Task to carry out:
Copy every line in the records below that contains the word "year".

Material shown:
—————

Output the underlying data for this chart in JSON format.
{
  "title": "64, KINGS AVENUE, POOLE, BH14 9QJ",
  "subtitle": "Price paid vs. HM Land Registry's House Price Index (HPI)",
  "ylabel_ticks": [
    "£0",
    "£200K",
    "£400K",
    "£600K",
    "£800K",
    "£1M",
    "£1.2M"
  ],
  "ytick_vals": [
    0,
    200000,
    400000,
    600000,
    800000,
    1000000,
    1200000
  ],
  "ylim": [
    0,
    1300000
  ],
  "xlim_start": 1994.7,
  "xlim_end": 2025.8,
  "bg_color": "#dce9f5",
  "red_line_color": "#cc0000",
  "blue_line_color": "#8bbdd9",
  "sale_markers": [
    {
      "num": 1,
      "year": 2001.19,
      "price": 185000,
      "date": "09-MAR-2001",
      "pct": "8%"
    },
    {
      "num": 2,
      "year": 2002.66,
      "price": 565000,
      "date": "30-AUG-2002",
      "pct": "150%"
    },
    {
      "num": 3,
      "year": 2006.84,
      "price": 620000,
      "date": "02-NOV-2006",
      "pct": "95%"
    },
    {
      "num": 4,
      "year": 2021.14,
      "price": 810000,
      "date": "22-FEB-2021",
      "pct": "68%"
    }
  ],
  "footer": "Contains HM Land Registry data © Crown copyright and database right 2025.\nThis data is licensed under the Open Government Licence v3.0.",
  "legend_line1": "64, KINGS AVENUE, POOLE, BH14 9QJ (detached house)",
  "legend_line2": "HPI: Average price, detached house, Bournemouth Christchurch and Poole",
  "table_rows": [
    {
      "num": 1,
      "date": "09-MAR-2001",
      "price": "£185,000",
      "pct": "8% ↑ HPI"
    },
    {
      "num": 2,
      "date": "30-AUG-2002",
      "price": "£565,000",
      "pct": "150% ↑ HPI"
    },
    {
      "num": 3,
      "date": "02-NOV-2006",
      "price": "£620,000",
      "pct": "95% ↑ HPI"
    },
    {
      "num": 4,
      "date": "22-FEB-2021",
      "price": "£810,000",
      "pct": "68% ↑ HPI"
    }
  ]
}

—————

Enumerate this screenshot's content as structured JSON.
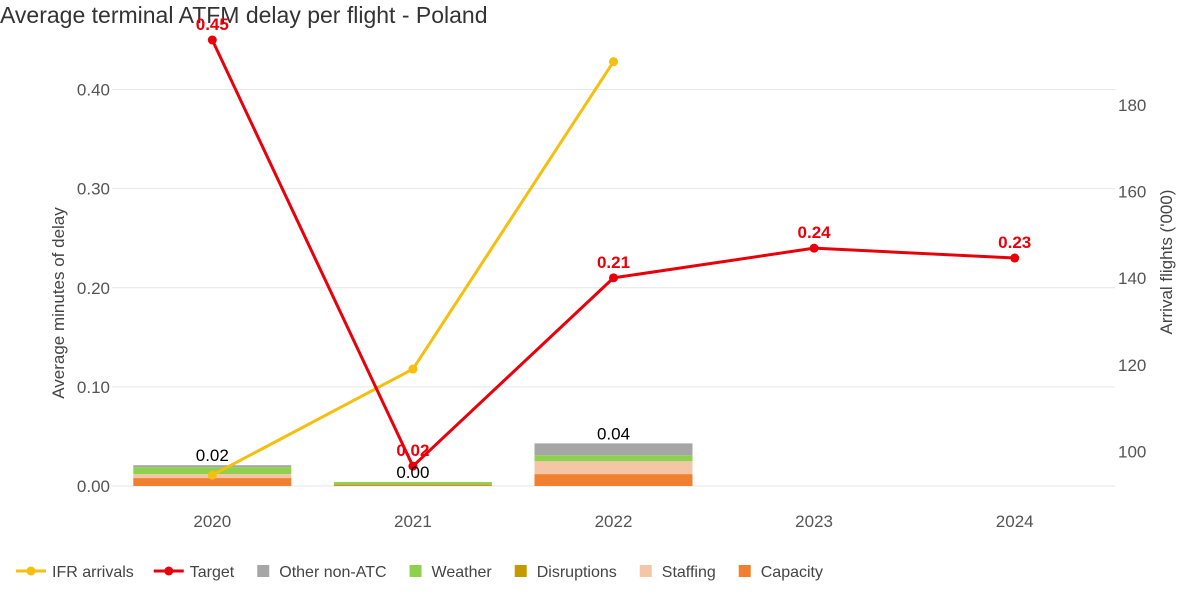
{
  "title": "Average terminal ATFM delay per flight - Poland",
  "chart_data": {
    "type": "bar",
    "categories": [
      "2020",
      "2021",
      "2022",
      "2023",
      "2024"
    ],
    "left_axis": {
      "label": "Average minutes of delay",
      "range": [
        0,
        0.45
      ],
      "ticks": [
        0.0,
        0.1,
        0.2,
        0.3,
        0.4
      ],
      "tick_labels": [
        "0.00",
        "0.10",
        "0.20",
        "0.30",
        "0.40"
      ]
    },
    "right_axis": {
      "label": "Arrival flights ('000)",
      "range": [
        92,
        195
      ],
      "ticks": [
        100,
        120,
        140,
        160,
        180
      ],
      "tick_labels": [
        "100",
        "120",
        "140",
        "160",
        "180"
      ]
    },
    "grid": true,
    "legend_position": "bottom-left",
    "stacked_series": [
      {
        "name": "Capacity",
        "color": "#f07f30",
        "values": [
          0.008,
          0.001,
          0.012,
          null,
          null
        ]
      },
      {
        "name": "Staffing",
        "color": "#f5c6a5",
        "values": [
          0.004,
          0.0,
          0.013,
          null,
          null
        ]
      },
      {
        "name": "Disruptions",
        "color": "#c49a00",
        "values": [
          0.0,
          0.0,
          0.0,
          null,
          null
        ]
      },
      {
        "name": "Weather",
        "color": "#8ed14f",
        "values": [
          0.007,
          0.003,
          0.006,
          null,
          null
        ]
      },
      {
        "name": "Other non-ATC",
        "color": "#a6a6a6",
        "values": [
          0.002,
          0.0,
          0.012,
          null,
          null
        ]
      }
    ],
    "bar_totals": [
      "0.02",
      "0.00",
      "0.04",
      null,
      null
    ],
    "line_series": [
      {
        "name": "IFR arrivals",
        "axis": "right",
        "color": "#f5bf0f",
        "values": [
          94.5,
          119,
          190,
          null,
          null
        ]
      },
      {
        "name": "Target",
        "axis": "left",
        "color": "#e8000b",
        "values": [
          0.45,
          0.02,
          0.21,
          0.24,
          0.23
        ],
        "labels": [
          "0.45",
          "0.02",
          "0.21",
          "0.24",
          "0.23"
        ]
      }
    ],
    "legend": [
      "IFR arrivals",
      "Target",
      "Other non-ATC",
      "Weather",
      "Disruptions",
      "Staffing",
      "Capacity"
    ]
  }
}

—————

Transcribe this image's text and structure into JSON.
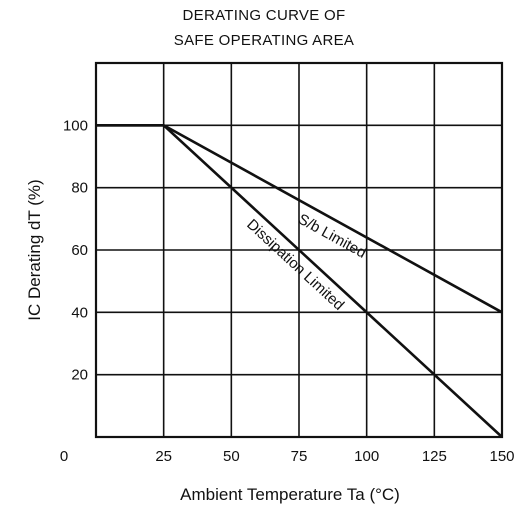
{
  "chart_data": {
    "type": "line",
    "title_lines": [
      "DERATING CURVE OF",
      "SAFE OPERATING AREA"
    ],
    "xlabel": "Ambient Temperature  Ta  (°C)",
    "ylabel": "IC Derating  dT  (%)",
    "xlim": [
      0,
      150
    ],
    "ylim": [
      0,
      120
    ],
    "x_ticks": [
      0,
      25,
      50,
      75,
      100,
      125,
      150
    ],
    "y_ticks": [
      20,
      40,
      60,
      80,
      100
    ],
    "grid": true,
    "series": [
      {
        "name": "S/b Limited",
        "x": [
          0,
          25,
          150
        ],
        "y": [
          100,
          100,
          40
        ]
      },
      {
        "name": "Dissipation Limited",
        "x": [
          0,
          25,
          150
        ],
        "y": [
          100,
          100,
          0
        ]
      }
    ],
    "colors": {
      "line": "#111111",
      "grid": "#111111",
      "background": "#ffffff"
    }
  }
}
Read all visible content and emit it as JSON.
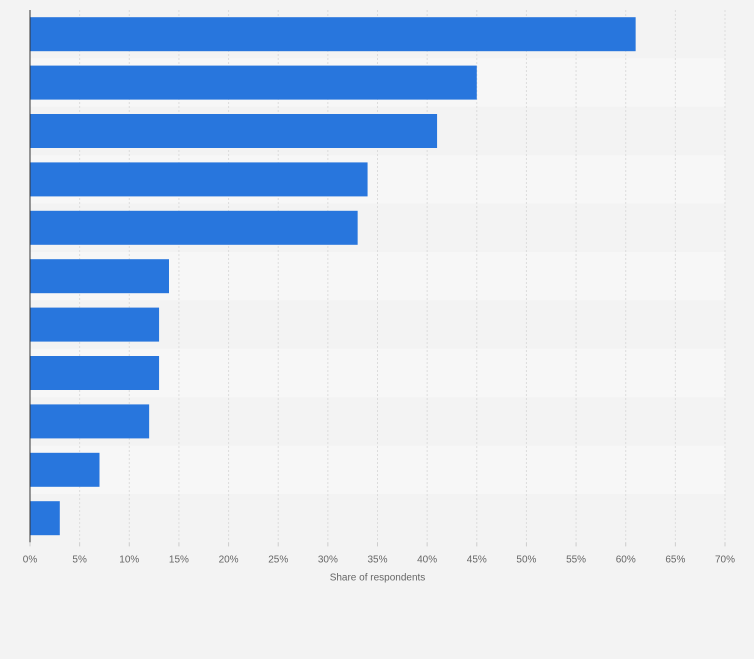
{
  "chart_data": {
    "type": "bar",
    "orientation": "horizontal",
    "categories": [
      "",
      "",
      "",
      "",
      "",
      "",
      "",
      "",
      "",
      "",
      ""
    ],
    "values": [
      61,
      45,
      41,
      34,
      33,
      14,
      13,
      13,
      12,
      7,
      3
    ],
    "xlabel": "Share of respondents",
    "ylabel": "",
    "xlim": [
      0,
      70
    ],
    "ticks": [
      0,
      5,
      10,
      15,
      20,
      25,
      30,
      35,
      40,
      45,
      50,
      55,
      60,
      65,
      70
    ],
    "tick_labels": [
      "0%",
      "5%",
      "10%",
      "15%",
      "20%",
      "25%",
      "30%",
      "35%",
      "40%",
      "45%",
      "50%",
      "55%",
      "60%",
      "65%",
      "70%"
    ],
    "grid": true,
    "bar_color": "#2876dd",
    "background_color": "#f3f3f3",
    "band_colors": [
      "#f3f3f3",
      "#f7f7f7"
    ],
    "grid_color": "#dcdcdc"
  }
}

—————

Solution to this problem:
      "year": 2001.19,
      "year": 2002.66,
      "year": 2006.84,
      "year": 2021.14,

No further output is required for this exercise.